** Start of DATASET RECORDS **

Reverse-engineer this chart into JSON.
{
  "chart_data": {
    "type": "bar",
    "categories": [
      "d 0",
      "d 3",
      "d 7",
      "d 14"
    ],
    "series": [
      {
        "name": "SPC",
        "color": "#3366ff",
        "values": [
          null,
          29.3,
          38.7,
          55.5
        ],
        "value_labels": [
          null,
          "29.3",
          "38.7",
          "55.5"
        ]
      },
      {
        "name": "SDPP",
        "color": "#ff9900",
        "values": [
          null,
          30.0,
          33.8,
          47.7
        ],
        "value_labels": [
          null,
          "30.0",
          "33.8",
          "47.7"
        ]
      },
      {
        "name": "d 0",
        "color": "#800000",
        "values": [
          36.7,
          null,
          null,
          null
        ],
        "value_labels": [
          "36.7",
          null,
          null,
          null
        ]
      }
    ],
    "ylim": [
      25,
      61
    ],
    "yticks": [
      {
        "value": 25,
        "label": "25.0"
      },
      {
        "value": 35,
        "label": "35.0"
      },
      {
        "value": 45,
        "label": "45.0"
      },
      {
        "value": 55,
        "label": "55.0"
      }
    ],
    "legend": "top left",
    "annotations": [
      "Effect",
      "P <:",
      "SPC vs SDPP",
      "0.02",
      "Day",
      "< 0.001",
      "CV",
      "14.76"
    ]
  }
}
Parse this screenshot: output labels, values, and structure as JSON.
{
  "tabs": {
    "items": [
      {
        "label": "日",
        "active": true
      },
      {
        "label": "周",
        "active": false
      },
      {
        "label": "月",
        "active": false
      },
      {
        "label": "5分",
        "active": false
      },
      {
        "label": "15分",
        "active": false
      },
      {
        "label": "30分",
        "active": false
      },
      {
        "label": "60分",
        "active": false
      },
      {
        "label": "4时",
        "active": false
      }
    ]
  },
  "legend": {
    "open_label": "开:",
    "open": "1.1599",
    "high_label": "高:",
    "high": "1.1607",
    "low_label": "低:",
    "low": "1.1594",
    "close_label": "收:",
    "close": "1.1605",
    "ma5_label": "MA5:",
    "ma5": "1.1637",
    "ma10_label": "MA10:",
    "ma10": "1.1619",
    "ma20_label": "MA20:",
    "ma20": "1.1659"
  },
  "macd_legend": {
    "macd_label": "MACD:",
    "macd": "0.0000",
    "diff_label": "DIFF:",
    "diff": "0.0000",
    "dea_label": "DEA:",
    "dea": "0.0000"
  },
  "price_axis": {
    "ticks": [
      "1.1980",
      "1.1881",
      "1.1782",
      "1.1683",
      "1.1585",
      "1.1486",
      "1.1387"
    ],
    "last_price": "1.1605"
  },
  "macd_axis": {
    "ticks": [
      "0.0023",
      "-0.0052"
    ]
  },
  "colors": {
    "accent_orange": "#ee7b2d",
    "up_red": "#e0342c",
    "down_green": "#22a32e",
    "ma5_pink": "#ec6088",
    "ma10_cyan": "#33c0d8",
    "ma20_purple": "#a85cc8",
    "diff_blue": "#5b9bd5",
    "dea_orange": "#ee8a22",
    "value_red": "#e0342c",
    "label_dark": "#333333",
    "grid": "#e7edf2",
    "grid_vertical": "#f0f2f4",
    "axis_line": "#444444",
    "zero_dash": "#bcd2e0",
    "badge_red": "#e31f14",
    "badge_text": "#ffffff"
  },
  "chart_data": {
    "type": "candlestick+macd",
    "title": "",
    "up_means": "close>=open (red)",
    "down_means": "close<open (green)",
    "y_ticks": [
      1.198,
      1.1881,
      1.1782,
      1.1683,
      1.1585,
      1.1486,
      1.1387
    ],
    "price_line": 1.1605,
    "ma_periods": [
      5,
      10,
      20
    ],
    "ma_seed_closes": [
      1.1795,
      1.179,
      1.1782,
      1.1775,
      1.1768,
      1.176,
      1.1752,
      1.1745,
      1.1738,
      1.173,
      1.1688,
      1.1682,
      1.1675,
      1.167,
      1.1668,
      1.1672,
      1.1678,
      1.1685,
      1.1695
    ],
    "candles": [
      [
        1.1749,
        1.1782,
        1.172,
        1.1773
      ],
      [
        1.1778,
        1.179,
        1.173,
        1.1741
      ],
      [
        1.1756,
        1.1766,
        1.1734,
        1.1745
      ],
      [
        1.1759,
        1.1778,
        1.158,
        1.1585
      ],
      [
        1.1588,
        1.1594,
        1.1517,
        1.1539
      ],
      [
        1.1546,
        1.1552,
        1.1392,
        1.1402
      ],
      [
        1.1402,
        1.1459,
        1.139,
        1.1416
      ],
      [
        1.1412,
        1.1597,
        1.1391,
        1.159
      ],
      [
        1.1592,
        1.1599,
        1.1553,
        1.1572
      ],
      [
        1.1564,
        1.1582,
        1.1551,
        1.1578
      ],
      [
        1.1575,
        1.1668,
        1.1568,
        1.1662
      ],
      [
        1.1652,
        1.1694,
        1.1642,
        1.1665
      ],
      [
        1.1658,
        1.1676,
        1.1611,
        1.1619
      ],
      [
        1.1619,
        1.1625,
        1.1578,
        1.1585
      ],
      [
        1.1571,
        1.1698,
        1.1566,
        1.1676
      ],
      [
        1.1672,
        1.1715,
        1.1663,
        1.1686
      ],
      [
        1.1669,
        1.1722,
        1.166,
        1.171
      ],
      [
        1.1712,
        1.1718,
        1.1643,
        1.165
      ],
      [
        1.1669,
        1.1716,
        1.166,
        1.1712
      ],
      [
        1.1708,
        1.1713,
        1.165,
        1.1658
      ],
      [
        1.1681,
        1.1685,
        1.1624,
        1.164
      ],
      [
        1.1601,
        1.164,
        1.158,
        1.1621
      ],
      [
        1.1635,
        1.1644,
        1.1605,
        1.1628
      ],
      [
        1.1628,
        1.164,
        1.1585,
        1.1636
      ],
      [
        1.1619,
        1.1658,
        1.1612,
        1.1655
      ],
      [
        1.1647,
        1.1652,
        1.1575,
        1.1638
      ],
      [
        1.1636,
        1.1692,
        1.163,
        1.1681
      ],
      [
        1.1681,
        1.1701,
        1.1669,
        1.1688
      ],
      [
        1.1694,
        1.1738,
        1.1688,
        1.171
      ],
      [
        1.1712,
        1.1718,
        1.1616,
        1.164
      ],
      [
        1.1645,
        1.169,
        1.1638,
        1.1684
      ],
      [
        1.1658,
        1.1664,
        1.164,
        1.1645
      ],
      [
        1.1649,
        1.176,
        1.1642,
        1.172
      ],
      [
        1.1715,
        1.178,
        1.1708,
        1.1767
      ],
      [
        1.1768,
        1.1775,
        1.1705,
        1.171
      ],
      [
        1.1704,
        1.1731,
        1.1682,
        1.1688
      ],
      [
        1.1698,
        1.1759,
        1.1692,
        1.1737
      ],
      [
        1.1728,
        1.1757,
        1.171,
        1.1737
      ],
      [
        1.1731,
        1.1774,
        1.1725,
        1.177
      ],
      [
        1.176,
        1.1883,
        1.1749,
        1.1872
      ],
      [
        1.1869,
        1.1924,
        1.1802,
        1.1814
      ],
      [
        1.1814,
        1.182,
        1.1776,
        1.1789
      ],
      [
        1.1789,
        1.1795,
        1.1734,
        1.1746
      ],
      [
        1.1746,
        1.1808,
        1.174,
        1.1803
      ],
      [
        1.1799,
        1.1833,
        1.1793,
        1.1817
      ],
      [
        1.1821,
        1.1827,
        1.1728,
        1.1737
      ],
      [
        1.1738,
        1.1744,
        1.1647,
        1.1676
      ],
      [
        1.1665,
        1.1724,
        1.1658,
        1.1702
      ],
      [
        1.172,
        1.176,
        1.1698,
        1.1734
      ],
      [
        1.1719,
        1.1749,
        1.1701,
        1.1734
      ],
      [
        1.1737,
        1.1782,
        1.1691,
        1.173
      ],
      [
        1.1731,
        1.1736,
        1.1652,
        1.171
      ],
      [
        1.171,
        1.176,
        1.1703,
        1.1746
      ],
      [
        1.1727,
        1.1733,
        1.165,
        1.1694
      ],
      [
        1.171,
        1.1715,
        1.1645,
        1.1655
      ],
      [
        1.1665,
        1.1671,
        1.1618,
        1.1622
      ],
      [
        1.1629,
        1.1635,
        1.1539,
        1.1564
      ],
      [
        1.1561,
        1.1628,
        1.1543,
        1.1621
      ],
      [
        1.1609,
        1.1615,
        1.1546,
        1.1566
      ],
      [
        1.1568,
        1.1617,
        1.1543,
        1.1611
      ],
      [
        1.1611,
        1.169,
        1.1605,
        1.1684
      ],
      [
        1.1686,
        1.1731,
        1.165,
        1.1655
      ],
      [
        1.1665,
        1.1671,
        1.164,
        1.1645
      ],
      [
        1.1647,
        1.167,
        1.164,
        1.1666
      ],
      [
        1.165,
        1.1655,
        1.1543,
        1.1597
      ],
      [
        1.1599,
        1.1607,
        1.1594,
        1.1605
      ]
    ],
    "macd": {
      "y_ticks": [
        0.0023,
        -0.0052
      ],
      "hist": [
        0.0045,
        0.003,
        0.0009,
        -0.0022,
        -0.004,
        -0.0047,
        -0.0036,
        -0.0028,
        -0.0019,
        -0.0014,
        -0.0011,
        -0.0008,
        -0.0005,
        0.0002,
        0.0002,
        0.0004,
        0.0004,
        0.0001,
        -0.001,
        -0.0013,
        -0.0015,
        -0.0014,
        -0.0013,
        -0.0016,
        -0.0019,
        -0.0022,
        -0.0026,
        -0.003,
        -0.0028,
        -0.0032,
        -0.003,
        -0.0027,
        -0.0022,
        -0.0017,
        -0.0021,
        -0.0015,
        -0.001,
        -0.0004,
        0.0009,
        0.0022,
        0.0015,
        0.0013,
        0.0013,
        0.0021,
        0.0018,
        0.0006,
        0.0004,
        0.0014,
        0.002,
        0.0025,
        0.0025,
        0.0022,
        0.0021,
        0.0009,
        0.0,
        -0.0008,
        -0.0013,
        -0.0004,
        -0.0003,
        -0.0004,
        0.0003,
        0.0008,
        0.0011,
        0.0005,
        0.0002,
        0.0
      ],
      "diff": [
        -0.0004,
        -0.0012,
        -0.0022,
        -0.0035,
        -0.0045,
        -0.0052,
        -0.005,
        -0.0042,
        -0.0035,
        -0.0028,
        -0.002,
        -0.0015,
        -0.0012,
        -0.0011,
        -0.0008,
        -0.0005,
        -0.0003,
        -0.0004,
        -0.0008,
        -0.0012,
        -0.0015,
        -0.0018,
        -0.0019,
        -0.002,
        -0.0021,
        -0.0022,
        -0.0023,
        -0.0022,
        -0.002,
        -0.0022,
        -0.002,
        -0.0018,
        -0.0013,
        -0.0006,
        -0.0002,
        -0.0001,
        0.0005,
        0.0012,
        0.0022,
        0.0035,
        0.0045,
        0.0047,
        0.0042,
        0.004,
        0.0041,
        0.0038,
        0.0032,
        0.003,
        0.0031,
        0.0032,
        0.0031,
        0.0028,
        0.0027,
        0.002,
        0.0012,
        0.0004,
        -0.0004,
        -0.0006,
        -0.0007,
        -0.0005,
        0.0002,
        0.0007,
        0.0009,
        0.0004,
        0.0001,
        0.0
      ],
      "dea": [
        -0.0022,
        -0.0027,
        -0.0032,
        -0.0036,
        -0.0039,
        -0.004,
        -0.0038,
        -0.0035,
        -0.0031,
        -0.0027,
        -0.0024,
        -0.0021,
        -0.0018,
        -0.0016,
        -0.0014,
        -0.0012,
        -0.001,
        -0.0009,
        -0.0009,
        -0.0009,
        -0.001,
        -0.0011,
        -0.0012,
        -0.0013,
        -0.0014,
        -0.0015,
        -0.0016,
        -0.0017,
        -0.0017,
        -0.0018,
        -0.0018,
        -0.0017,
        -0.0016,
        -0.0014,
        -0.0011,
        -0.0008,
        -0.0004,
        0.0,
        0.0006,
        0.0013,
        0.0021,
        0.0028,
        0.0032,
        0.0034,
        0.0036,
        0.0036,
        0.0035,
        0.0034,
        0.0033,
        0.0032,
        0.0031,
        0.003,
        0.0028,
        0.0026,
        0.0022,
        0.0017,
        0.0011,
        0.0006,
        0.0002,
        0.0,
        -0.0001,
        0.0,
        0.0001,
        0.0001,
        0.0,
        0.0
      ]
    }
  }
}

** End of DATASET RECORDS **

▸ TASK GOAL
Find and copy each line above that includes the string "this".

▸ IN RESPONSE
Reverse-engineer this chart into JSON.
Parse this screenshot: output labels, values, and structure as JSON.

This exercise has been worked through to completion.